>> start

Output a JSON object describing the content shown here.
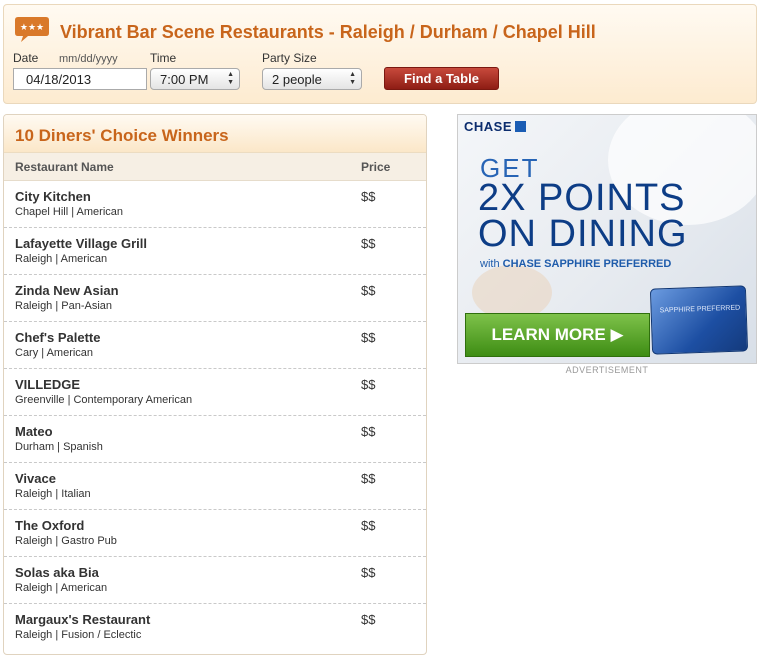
{
  "header": {
    "title": "Vibrant Bar Scene Restaurants - Raleigh / Durham / Chapel Hill",
    "logo_stars": "★★★"
  },
  "search": {
    "date_label": "Date",
    "date_format": "mm/dd/yyyy",
    "date_value": "04/18/2013",
    "time_label": "Time",
    "time_value": "7:00 PM",
    "party_label": "Party Size",
    "party_value": "2 people",
    "submit_label": "Find a Table"
  },
  "winners": {
    "title": "10 Diners' Choice Winners",
    "col_name": "Restaurant Name",
    "col_price": "Price",
    "rows": [
      {
        "name": "City Kitchen",
        "sub": "Chapel Hill | American",
        "price": "$$"
      },
      {
        "name": "Lafayette Village Grill",
        "sub": "Raleigh | American",
        "price": "$$"
      },
      {
        "name": "Zinda New Asian",
        "sub": "Raleigh | Pan-Asian",
        "price": "$$"
      },
      {
        "name": "Chef's Palette",
        "sub": "Cary | American",
        "price": "$$"
      },
      {
        "name": "VILLEDGE",
        "sub": "Greenville | Contemporary American",
        "price": "$$"
      },
      {
        "name": "Mateo",
        "sub": "Durham | Spanish",
        "price": "$$"
      },
      {
        "name": "Vivace",
        "sub": "Raleigh | Italian",
        "price": "$$"
      },
      {
        "name": "The Oxford",
        "sub": "Raleigh | Gastro Pub",
        "price": "$$"
      },
      {
        "name": "Solas aka Bia",
        "sub": "Raleigh | American",
        "price": "$$"
      },
      {
        "name": "Margaux's Restaurant",
        "sub": "Raleigh | Fusion / Eclectic",
        "price": "$$"
      }
    ]
  },
  "ad": {
    "brand": "CHASE",
    "get": "GET",
    "line1": "2X POINTS",
    "line2": "ON DINING",
    "with_prefix": "with",
    "with_card": "CHASE SAPPHIRE PREFERRED",
    "card_text": "SAPPHIRE PREFERRED",
    "cta": "LEARN MORE ▶",
    "label": "ADVERTISEMENT"
  },
  "colors": {
    "accent": "#c8651b",
    "button": "#a3281d",
    "ad_blue": "#0d3d86",
    "ad_green": "#5aa62e"
  }
}
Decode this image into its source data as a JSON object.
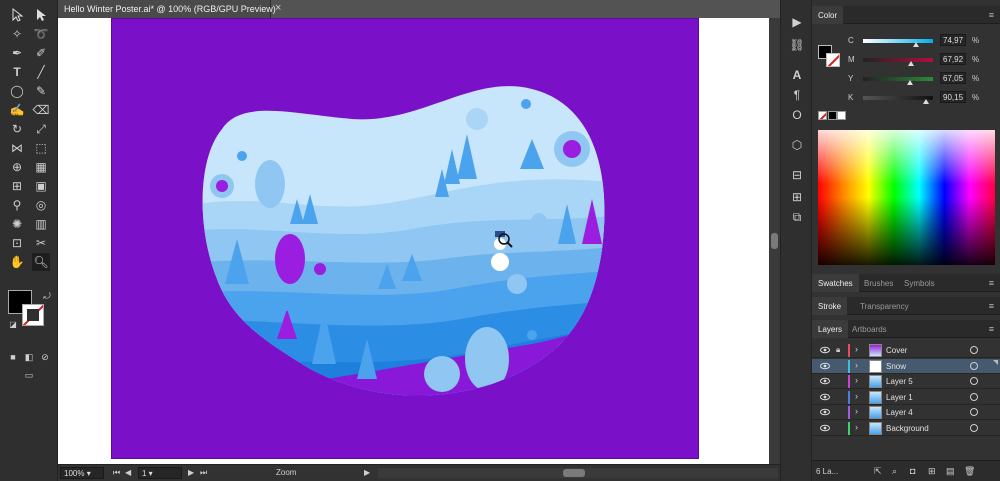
{
  "document": {
    "tab_title": "Hello Winter Poster.ai* @ 100% (RGB/GPU Preview)",
    "close_symbol": "×"
  },
  "statusbar": {
    "zoom": "100%",
    "artboard_number": "1",
    "tool_label": "Zoom"
  },
  "color_panel": {
    "title": "Color",
    "sliders": [
      {
        "label": "C",
        "value": "74,97",
        "unit": "%",
        "level": 0.75
      },
      {
        "label": "M",
        "value": "67,92",
        "unit": "%",
        "level": 0.68
      },
      {
        "label": "Y",
        "value": "67,05",
        "unit": "%",
        "level": 0.67
      },
      {
        "label": "K",
        "value": "90,15",
        "unit": "%",
        "level": 0.9
      }
    ]
  },
  "swatch_tabs": {
    "swatches": "Swatches",
    "brushes": "Brushes",
    "symbols": "Symbols"
  },
  "stroke_tabs": {
    "stroke": "Stroke",
    "transparency": "Transparency"
  },
  "layers_tabs": {
    "layers": "Layers",
    "artboards": "Artboards"
  },
  "layers": [
    {
      "name": "Cover",
      "color": "#e84c65",
      "locked": true,
      "selected": false
    },
    {
      "name": "Snow",
      "color": "#3cc1d8",
      "locked": false,
      "selected": true
    },
    {
      "name": "Layer 5",
      "color": "#c845d0",
      "locked": false,
      "selected": false
    },
    {
      "name": "Layer 1",
      "color": "#4f7ce0",
      "locked": false,
      "selected": false
    },
    {
      "name": "Layer 4",
      "color": "#9b5fe0",
      "locked": false,
      "selected": false
    },
    {
      "name": "Background",
      "color": "#3fd46a",
      "locked": false,
      "selected": false
    }
  ],
  "layers_footer": {
    "count": "6 La..."
  },
  "colors": {
    "artboard": "#7a10c8",
    "sky": "#c8e6fb",
    "hill_light": "#8fc6f2",
    "hill_mid": "#4aa3ec",
    "hill_dark": "#1e7fdc",
    "purple_ground": "#8a18d8",
    "accent_purple": "#9b1ee0"
  }
}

>> end

- Exercise brief -
Write out, word for word, the line containing "Decode this image" and each line after it to the end of the data, and nothing more. Drop the pictures.

- Complete output -
Decode this image into its source data as a JSON object.
{
  "document": {
    "tab_title": "Hello Winter Poster.ai* @ 100% (RGB/GPU Preview)",
    "close_symbol": "×"
  },
  "statusbar": {
    "zoom": "100%",
    "artboard_number": "1",
    "tool_label": "Zoom"
  },
  "color_panel": {
    "title": "Color",
    "sliders": [
      {
        "label": "C",
        "value": "74,97",
        "unit": "%",
        "level": 0.75
      },
      {
        "label": "M",
        "value": "67,92",
        "unit": "%",
        "level": 0.68
      },
      {
        "label": "Y",
        "value": "67,05",
        "unit": "%",
        "level": 0.67
      },
      {
        "label": "K",
        "value": "90,15",
        "unit": "%",
        "level": 0.9
      }
    ]
  },
  "swatch_tabs": {
    "swatches": "Swatches",
    "brushes": "Brushes",
    "symbols": "Symbols"
  },
  "stroke_tabs": {
    "stroke": "Stroke",
    "transparency": "Transparency"
  },
  "layers_tabs": {
    "layers": "Layers",
    "artboards": "Artboards"
  },
  "layers": [
    {
      "name": "Cover",
      "color": "#e84c65",
      "locked": true,
      "selected": false
    },
    {
      "name": "Snow",
      "color": "#3cc1d8",
      "locked": false,
      "selected": true
    },
    {
      "name": "Layer 5",
      "color": "#c845d0",
      "locked": false,
      "selected": false
    },
    {
      "name": "Layer 1",
      "color": "#4f7ce0",
      "locked": false,
      "selected": false
    },
    {
      "name": "Layer 4",
      "color": "#9b5fe0",
      "locked": false,
      "selected": false
    },
    {
      "name": "Background",
      "color": "#3fd46a",
      "locked": false,
      "selected": false
    }
  ],
  "layers_footer": {
    "count": "6 La..."
  },
  "colors": {
    "artboard": "#7a10c8",
    "sky": "#c8e6fb",
    "hill_light": "#8fc6f2",
    "hill_mid": "#4aa3ec",
    "hill_dark": "#1e7fdc",
    "purple_ground": "#8a18d8",
    "accent_purple": "#9b1ee0"
  }
}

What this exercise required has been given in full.